> _Objective_
Pick out each line containing the string "JSON" and copy it.

* Begin Source records *

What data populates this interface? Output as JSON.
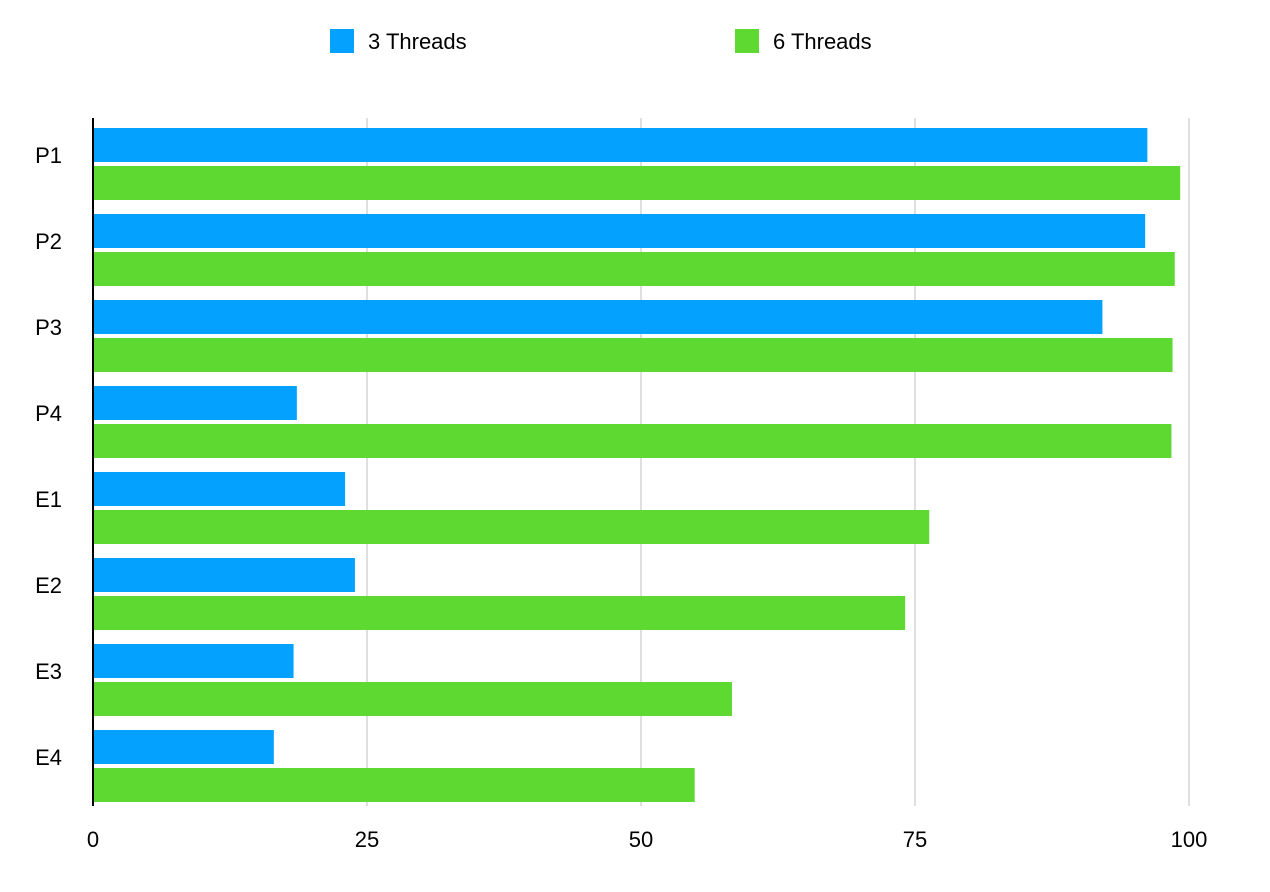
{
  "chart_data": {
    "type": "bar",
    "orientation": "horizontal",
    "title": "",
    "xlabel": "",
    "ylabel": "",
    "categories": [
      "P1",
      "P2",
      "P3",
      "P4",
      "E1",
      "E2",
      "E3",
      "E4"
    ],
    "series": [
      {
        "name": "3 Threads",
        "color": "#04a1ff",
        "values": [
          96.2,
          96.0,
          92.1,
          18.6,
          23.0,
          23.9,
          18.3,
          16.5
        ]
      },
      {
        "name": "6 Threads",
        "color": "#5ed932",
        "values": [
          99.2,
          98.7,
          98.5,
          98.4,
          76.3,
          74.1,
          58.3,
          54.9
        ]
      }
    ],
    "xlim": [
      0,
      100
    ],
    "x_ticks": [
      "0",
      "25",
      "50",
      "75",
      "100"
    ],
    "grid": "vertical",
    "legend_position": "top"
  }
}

* End Source records *
* Begin Source records *

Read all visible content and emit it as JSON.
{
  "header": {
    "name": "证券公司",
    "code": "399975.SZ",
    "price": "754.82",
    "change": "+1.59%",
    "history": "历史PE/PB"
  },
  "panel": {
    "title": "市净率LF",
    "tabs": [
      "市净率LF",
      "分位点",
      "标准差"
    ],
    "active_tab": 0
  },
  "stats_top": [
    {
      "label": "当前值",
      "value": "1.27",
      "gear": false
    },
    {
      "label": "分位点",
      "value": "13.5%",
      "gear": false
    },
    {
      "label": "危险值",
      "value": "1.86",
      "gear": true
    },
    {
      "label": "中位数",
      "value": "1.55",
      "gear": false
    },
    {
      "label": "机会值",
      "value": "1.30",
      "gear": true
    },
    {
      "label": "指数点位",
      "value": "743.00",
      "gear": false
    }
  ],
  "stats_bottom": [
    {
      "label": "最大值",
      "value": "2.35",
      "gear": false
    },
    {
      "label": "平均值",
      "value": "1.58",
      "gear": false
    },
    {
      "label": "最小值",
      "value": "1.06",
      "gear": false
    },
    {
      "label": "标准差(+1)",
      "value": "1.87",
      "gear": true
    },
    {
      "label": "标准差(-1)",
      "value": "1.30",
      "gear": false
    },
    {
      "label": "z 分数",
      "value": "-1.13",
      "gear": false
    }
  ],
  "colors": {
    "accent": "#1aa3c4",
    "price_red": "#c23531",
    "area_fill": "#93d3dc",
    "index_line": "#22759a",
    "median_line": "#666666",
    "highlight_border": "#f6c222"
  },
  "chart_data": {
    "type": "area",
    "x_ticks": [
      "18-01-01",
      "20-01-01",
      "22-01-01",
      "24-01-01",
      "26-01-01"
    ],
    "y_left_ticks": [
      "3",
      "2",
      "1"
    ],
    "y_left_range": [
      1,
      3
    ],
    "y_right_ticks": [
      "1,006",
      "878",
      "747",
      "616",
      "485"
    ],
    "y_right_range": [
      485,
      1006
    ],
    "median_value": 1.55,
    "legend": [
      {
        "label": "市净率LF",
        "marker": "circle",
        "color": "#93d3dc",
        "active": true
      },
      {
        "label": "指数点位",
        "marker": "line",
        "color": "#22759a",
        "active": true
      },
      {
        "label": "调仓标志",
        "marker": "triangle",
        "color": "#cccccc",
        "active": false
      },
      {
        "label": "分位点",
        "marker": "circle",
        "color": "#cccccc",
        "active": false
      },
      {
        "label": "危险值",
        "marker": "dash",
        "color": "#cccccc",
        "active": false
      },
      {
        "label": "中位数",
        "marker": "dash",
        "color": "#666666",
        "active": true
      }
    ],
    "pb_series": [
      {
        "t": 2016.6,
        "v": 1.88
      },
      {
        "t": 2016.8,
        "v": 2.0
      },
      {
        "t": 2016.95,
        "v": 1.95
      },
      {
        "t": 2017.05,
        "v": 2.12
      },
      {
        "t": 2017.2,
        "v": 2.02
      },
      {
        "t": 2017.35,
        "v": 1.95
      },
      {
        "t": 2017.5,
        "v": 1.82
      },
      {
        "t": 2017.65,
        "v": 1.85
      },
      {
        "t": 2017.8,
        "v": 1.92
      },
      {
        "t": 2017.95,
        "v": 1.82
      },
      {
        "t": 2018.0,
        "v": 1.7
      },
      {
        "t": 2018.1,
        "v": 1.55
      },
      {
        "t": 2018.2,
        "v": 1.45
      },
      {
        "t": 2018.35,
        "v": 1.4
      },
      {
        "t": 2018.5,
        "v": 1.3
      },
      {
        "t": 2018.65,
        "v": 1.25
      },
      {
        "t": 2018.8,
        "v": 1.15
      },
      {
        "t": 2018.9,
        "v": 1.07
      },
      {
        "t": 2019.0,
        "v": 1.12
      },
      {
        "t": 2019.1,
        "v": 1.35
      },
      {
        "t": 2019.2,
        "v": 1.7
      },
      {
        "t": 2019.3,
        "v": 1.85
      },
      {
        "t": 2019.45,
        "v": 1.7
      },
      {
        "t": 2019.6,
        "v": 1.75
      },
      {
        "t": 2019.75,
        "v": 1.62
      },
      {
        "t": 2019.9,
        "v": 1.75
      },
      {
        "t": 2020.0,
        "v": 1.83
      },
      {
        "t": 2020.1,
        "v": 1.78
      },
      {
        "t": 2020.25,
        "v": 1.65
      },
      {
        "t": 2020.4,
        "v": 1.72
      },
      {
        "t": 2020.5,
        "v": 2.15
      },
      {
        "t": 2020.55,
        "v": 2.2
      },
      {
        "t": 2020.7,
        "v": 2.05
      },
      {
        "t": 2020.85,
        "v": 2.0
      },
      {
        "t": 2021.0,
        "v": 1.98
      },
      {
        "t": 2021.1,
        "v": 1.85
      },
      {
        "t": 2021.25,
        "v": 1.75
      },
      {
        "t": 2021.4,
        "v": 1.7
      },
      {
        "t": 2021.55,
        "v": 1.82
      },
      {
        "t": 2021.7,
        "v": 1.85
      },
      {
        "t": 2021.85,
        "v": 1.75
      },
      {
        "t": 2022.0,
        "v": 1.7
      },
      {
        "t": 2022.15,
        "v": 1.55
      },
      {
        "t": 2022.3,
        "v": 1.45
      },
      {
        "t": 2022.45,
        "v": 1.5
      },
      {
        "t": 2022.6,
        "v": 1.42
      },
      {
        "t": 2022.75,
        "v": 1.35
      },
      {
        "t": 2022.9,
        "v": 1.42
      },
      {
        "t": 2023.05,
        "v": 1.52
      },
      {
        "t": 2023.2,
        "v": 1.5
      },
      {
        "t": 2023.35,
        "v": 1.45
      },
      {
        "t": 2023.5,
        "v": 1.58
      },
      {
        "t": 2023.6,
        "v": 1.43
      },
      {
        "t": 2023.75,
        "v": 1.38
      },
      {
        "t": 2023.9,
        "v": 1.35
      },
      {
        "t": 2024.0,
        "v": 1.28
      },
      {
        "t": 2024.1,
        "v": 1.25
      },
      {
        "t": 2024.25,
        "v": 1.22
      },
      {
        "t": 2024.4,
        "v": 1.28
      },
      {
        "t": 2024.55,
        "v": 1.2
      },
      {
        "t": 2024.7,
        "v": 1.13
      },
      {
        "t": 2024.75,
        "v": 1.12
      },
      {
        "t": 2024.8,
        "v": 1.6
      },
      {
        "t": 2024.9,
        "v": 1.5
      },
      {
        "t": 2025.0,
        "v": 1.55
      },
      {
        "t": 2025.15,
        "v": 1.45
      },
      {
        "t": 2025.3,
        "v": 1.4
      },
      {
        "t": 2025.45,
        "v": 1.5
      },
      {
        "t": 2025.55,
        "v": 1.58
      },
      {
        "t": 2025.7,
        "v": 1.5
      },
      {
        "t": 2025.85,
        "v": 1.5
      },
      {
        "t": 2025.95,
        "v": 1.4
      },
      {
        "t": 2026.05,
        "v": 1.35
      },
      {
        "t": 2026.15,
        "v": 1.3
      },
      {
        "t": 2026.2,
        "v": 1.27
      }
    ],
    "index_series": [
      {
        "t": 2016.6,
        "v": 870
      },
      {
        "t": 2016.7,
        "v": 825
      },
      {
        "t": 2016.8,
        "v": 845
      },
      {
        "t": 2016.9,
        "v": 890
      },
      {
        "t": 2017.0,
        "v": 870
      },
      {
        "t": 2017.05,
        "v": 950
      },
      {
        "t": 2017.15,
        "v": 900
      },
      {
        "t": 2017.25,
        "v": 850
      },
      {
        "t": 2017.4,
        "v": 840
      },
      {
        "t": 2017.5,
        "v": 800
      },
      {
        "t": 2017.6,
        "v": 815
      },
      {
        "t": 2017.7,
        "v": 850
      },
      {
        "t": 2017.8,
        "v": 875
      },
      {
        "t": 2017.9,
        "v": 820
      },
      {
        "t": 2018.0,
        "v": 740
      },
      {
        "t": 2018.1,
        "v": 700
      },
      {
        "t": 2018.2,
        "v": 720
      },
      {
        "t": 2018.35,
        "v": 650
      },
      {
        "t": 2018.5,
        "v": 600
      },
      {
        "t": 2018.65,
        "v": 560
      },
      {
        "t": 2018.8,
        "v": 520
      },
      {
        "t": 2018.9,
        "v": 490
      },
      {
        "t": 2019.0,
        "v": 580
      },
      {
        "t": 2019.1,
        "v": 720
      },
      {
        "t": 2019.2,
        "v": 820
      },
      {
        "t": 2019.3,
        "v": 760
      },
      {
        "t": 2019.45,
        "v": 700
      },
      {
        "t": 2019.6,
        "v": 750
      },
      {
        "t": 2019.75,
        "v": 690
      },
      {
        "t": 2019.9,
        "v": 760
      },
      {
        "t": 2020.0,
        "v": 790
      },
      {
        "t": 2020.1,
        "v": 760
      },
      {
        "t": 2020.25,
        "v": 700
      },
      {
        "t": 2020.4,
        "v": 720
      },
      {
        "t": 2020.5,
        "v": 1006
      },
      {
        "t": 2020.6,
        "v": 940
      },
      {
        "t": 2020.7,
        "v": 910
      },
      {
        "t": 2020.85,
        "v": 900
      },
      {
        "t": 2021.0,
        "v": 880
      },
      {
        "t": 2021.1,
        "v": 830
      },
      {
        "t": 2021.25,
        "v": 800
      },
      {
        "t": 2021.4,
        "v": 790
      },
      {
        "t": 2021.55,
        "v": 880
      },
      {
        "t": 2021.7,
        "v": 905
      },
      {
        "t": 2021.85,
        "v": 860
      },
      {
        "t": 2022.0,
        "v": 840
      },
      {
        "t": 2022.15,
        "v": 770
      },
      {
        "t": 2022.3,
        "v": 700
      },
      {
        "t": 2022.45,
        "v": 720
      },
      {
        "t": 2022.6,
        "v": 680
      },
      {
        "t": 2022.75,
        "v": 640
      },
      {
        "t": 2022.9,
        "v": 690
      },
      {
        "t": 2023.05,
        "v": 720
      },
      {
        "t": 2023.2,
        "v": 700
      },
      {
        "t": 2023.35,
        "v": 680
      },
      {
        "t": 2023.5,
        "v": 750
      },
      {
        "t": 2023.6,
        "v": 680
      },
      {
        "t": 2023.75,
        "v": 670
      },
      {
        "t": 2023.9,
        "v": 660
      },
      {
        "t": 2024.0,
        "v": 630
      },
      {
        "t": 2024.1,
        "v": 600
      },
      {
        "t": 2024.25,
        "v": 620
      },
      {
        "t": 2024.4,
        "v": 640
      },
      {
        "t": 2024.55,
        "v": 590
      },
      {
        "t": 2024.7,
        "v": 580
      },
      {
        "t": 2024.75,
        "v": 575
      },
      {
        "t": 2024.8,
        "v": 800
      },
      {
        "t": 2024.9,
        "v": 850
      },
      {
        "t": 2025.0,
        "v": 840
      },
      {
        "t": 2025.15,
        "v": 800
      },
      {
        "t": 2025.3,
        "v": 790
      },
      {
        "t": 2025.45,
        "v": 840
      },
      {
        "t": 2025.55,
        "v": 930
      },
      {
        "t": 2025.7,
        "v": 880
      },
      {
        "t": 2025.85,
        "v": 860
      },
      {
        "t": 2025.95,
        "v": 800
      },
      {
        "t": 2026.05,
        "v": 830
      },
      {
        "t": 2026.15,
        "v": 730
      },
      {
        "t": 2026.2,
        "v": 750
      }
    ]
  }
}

* End Source records *

> _Solution to this task_
What data populates this interface? Output as JSON.
Read all visible content and emit it as JSON.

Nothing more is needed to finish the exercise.